**DIRECTION:** Copy out every line in the entries below that includes "JSON".

# RECORDS FOR THIS EXERCISE start

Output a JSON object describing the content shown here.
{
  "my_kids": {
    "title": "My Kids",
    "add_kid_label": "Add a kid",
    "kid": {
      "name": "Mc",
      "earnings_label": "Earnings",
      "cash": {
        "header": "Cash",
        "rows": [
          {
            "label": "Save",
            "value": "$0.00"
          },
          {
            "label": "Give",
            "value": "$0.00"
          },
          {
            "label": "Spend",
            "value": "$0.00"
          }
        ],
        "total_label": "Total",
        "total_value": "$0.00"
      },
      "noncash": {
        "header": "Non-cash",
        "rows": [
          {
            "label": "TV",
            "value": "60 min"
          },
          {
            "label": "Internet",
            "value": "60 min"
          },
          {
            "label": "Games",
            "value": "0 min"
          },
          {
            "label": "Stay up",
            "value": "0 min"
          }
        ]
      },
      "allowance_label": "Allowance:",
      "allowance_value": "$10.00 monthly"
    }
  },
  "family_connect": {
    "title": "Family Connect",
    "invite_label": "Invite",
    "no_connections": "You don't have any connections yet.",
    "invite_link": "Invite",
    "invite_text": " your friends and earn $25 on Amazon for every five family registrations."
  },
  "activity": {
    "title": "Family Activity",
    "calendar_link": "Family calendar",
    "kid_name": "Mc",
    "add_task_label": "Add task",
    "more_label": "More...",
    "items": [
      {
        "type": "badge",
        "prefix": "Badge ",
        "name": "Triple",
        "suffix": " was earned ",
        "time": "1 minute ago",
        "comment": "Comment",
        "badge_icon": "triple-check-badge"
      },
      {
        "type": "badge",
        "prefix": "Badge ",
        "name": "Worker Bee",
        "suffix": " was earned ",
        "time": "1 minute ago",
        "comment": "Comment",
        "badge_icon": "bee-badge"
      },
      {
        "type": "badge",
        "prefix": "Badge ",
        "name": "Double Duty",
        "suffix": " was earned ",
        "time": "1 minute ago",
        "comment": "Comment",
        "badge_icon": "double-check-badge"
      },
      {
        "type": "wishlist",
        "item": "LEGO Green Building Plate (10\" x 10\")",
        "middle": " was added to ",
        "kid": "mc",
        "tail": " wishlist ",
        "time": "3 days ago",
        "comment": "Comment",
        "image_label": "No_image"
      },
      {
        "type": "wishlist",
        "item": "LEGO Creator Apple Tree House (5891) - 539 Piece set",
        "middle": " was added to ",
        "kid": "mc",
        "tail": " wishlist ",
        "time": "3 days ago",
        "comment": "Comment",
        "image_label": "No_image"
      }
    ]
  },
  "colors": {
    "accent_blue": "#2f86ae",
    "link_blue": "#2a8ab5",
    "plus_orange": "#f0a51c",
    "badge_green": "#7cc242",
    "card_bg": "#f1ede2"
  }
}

# RECORDS FOR THIS EXERCISE end
# RECORDS FOR THIS EXERCISE start

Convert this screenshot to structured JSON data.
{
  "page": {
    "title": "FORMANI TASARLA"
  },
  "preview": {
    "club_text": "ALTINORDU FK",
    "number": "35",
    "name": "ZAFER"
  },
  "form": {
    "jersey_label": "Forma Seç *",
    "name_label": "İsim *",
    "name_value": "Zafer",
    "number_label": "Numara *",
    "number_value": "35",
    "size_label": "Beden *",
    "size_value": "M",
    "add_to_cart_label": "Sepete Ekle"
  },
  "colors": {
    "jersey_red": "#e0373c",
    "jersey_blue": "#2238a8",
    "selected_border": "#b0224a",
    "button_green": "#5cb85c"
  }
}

# RECORDS FOR THIS EXERCISE end

**RESULT BELOW:**
Output a JSON object describing the content shown here.
Convert this screenshot to structured JSON data.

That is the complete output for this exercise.